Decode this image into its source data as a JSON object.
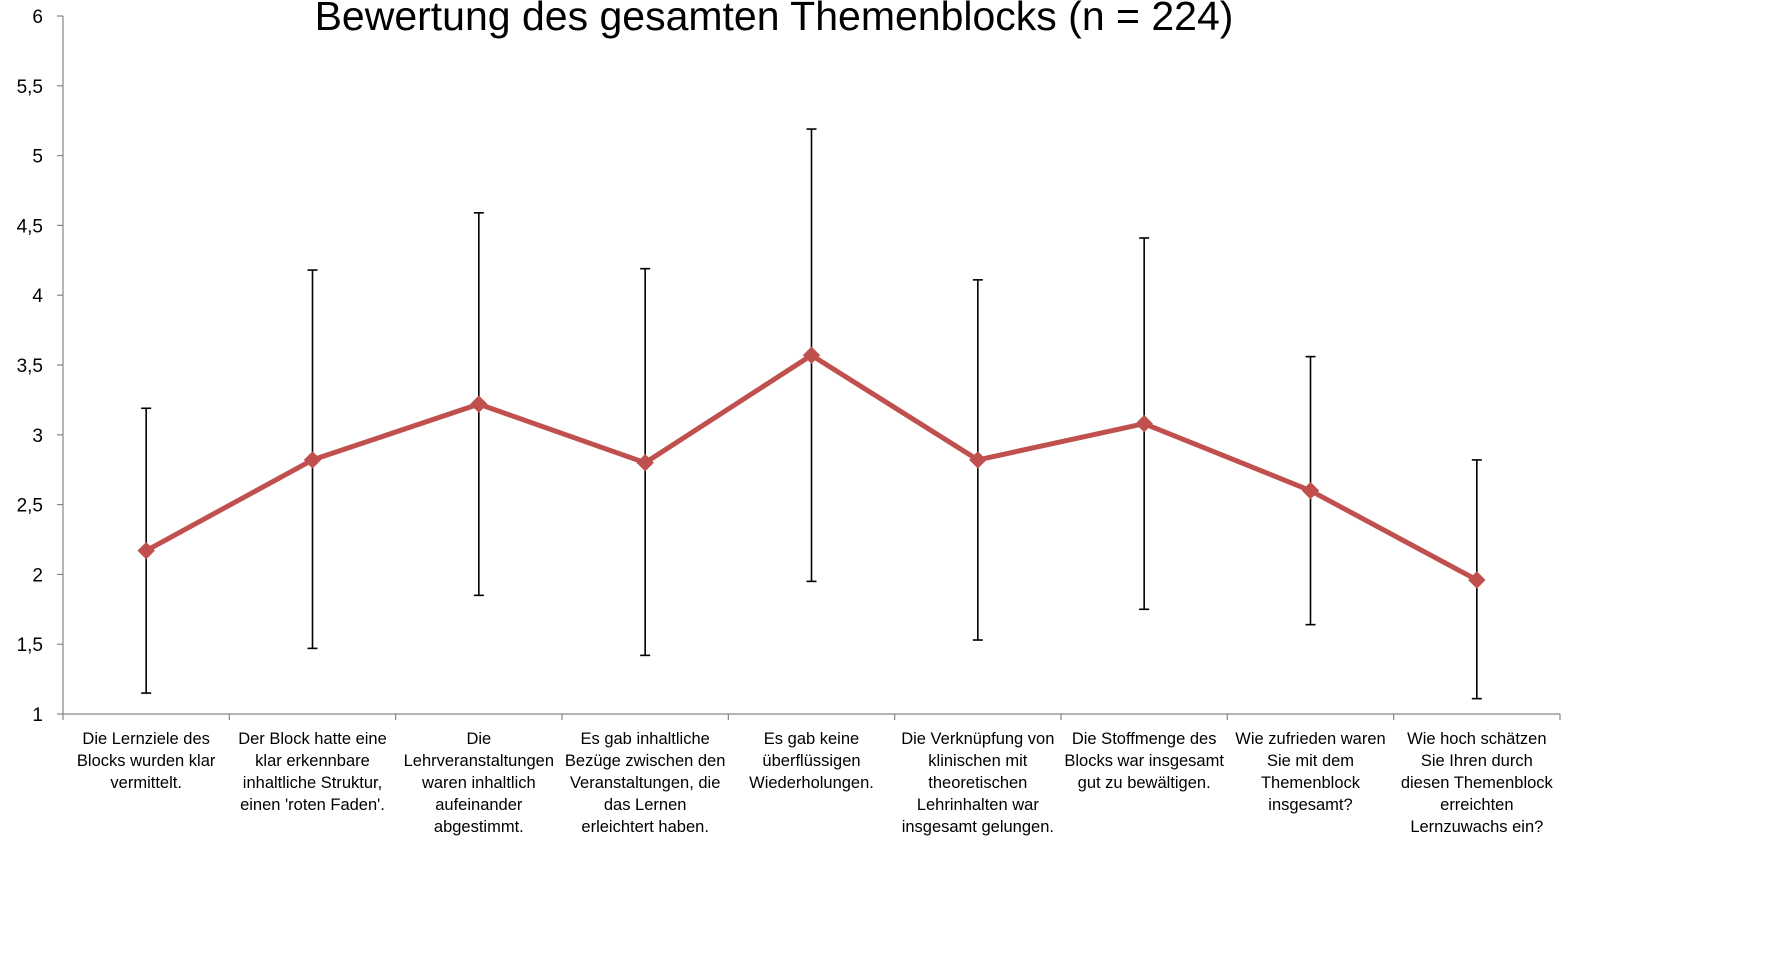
{
  "chart_data": {
    "type": "line",
    "title": "Bewertung des gesamten Themenblocks (n = 224)",
    "xlabel": "",
    "ylabel": "",
    "ylim": [
      1,
      6
    ],
    "y_ticks": [
      "1",
      "1,5",
      "2",
      "2,5",
      "3",
      "3,5",
      "4",
      "4,5",
      "5",
      "5,5",
      "6"
    ],
    "grid": false,
    "legend": "none",
    "line_color": "#C0504D",
    "error_bar_color": "#000000",
    "categories": [
      [
        "Die Lernziele des",
        "Blocks wurden klar",
        "vermittelt."
      ],
      [
        "Der Block hatte eine",
        "klar erkennbare",
        "inhaltliche Struktur,",
        "einen 'roten Faden'."
      ],
      [
        "Die",
        "Lehrveranstaltungen",
        "waren inhaltlich",
        "aufeinander",
        "abgestimmt."
      ],
      [
        "Es gab inhaltliche",
        "Bezüge zwischen den",
        "Veranstaltungen, die",
        "das Lernen",
        "erleichtert haben."
      ],
      [
        "Es gab keine",
        "überflüssigen",
        "Wiederholungen."
      ],
      [
        "Die Verknüpfung von",
        "klinischen mit",
        "theoretischen",
        "Lehrinhalten war",
        "insgesamt gelungen."
      ],
      [
        "Die Stoffmenge des",
        "Blocks war insgesamt",
        "gut zu bewältigen."
      ],
      [
        "Wie zufrieden waren",
        "Sie mit dem",
        "Themenblock",
        "insgesamt?"
      ],
      [
        "Wie hoch schätzen",
        "Sie Ihren durch",
        "diesen Themenblock",
        "erreichten",
        "Lernzuwachs ein?"
      ]
    ],
    "series": [
      {
        "values": [
          2.17,
          2.82,
          3.22,
          2.8,
          3.57,
          2.82,
          3.08,
          2.6,
          1.96
        ],
        "error_low": [
          1.15,
          1.47,
          1.85,
          1.42,
          1.95,
          1.53,
          1.75,
          1.64,
          1.11
        ],
        "error_high": [
          3.19,
          4.18,
          4.59,
          4.19,
          5.19,
          4.11,
          4.41,
          3.56,
          2.82
        ]
      }
    ]
  }
}
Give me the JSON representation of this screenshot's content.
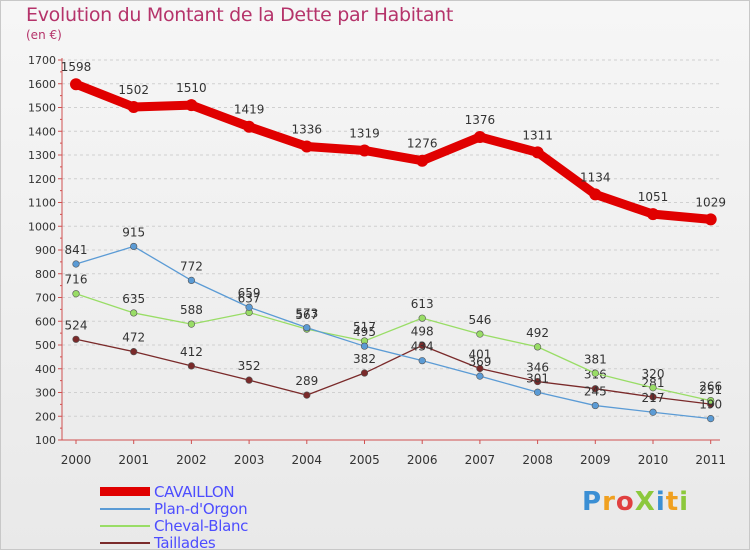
{
  "chart_data": {
    "type": "line",
    "title": "Evolution du Montant de la Dette par Habitant",
    "subtitle": "(en €)",
    "x": [
      "2000",
      "2001",
      "2002",
      "2003",
      "2004",
      "2005",
      "2006",
      "2007",
      "2008",
      "2009",
      "2010",
      "2011"
    ],
    "ylim": [
      100,
      1700
    ],
    "yticks": [
      100,
      200,
      300,
      400,
      500,
      600,
      700,
      800,
      900,
      1000,
      1100,
      1200,
      1300,
      1400,
      1500,
      1600,
      1700
    ],
    "grid": "horizontal dashed",
    "legend_position": "bottom-left",
    "series": [
      {
        "name": "CAVAILLON",
        "color": "#e00000",
        "values": [
          1598,
          1502,
          1510,
          1419,
          1336,
          1319,
          1276,
          1376,
          1311,
          1134,
          1051,
          1029
        ]
      },
      {
        "name": "Plan-d'Orgon",
        "color": "#5b9bd5",
        "values": [
          841,
          915,
          772,
          659,
          573,
          495,
          434,
          369,
          301,
          245,
          217,
          190
        ]
      },
      {
        "name": "Cheval-Blanc",
        "color": "#99dd66",
        "values": [
          716,
          635,
          588,
          637,
          567,
          517,
          613,
          546,
          492,
          381,
          320,
          266
        ]
      },
      {
        "name": "Taillades",
        "color": "#7a2a2a",
        "values": [
          524,
          472,
          412,
          352,
          289,
          382,
          498,
          401,
          346,
          316,
          281,
          251
        ]
      }
    ]
  },
  "logo": {
    "text": "ProXiti"
  }
}
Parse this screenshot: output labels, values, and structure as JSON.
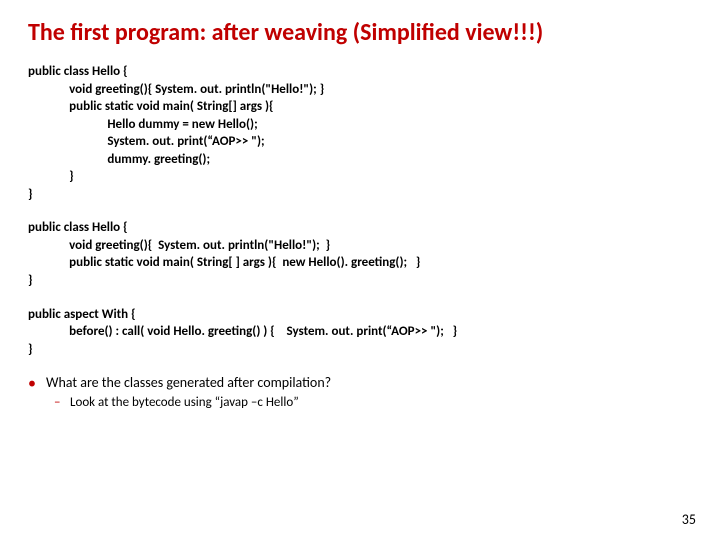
{
  "title": "The first program: after weaving (Simplified view!!!)",
  "code": {
    "block1": "public class Hello {\n              void greeting(){ System. out. println(\"Hello!\"); }\n              public static void main( String[] args ){\n                           Hello dummy = new Hello();\n                           System. out. print(“AOP>> \");\n                           dummy. greeting();\n              }\n}",
    "block2": "public class Hello {\n              void greeting(){  System. out. println(\"Hello!\");  }\n              public static void main( String[ ] args ){  new Hello(). greeting();   }\n}",
    "block3": "public aspect With {\n              before() : call( void Hello. greeting() ) {    System. out. print(“AOP>> \");   }\n}"
  },
  "bullet": {
    "main": "What are the classes generated after compilation?",
    "sub": "Look at the bytecode using “javap –c Hello”"
  },
  "pageNumber": "35",
  "colors": {
    "accent": "#c00000",
    "text": "#000000",
    "background": "#ffffff"
  }
}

◆ **Work to be completed**: Exactly reproduce the entries above, minus the pictures.

◆ **Solution to this problem**:
Decode this image into its source data as a JSON object.
{
  "chart_data": {
    "type": "line",
    "title": "Bewertung des gesamten Themenblocks (n = 224)",
    "xlabel": "",
    "ylabel": "",
    "ylim": [
      1,
      6
    ],
    "y_ticks": [
      "1",
      "1,5",
      "2",
      "2,5",
      "3",
      "3,5",
      "4",
      "4,5",
      "5",
      "5,5",
      "6"
    ],
    "grid": false,
    "legend": "none",
    "line_color": "#C0504D",
    "error_bar_color": "#000000",
    "categories": [
      [
        "Die Lernziele des",
        "Blocks wurden klar",
        "vermittelt."
      ],
      [
        "Der Block hatte eine",
        "klar erkennbare",
        "inhaltliche Struktur,",
        "einen 'roten Faden'."
      ],
      [
        "Die",
        "Lehrveranstaltungen",
        "waren inhaltlich",
        "aufeinander",
        "abgestimmt."
      ],
      [
        "Es gab inhaltliche",
        "Bezüge zwischen den",
        "Veranstaltungen, die",
        "das Lernen",
        "erleichtert haben."
      ],
      [
        "Es gab keine",
        "überflüssigen",
        "Wiederholungen."
      ],
      [
        "Die Verknüpfung von",
        "klinischen mit",
        "theoretischen",
        "Lehrinhalten war",
        "insgesamt gelungen."
      ],
      [
        "Die Stoffmenge des",
        "Blocks war insgesamt",
        "gut zu bewältigen."
      ],
      [
        "Wie zufrieden waren",
        "Sie mit dem",
        "Themenblock",
        "insgesamt?"
      ],
      [
        "Wie hoch schätzen",
        "Sie Ihren durch",
        "diesen Themenblock",
        "erreichten",
        "Lernzuwachs ein?"
      ]
    ],
    "series": [
      {
        "values": [
          2.17,
          2.82,
          3.22,
          2.8,
          3.57,
          2.82,
          3.08,
          2.6,
          1.96
        ],
        "error_low": [
          1.15,
          1.47,
          1.85,
          1.42,
          1.95,
          1.53,
          1.75,
          1.64,
          1.11
        ],
        "error_high": [
          3.19,
          4.18,
          4.59,
          4.19,
          5.19,
          4.11,
          4.41,
          3.56,
          2.82
        ]
      }
    ]
  }
}
Give me the JSON representation of this screenshot's content.
{
  "chart_data": {
    "type": "line",
    "title": "Evolution du Montant de la Dette par Habitant",
    "subtitle": "(en €)",
    "x": [
      "2000",
      "2001",
      "2002",
      "2003",
      "2004",
      "2005",
      "2006",
      "2007",
      "2008",
      "2009",
      "2010",
      "2011"
    ],
    "ylim": [
      100,
      1700
    ],
    "yticks": [
      100,
      200,
      300,
      400,
      500,
      600,
      700,
      800,
      900,
      1000,
      1100,
      1200,
      1300,
      1400,
      1500,
      1600,
      1700
    ],
    "grid": "horizontal dashed",
    "legend_position": "bottom-left",
    "series": [
      {
        "name": "CAVAILLON",
        "color": "#e00000",
        "values": [
          1598,
          1502,
          1510,
          1419,
          1336,
          1319,
          1276,
          1376,
          1311,
          1134,
          1051,
          1029
        ]
      },
      {
        "name": "Plan-d'Orgon",
        "color": "#5b9bd5",
        "values": [
          841,
          915,
          772,
          659,
          573,
          495,
          434,
          369,
          301,
          245,
          217,
          190
        ]
      },
      {
        "name": "Cheval-Blanc",
        "color": "#99dd66",
        "values": [
          716,
          635,
          588,
          637,
          567,
          517,
          613,
          546,
          492,
          381,
          320,
          266
        ]
      },
      {
        "name": "Taillades",
        "color": "#7a2a2a",
        "values": [
          524,
          472,
          412,
          352,
          289,
          382,
          498,
          401,
          346,
          316,
          281,
          251
        ]
      }
    ]
  },
  "logo": {
    "text": "ProXiti"
  }
}
Parse this screenshot: output labels, values, and structure as JSON.
{
  "title": "The first program: after weaving (Simplified view!!!)",
  "code": {
    "block1": "public class Hello {\n              void greeting(){ System. out. println(\"Hello!\"); }\n              public static void main( String[] args ){\n                           Hello dummy = new Hello();\n                           System. out. print(“AOP>> \");\n                           dummy. greeting();\n              }\n}",
    "block2": "public class Hello {\n              void greeting(){  System. out. println(\"Hello!\");  }\n              public static void main( String[ ] args ){  new Hello(). greeting();   }\n}",
    "block3": "public aspect With {\n              before() : call( void Hello. greeting() ) {    System. out. print(“AOP>> \");   }\n}"
  },
  "bullet": {
    "main": "What are the classes generated after compilation?",
    "sub": "Look at the bytecode using “javap –c Hello”"
  },
  "pageNumber": "35",
  "colors": {
    "accent": "#c00000",
    "text": "#000000",
    "background": "#ffffff"
  }
}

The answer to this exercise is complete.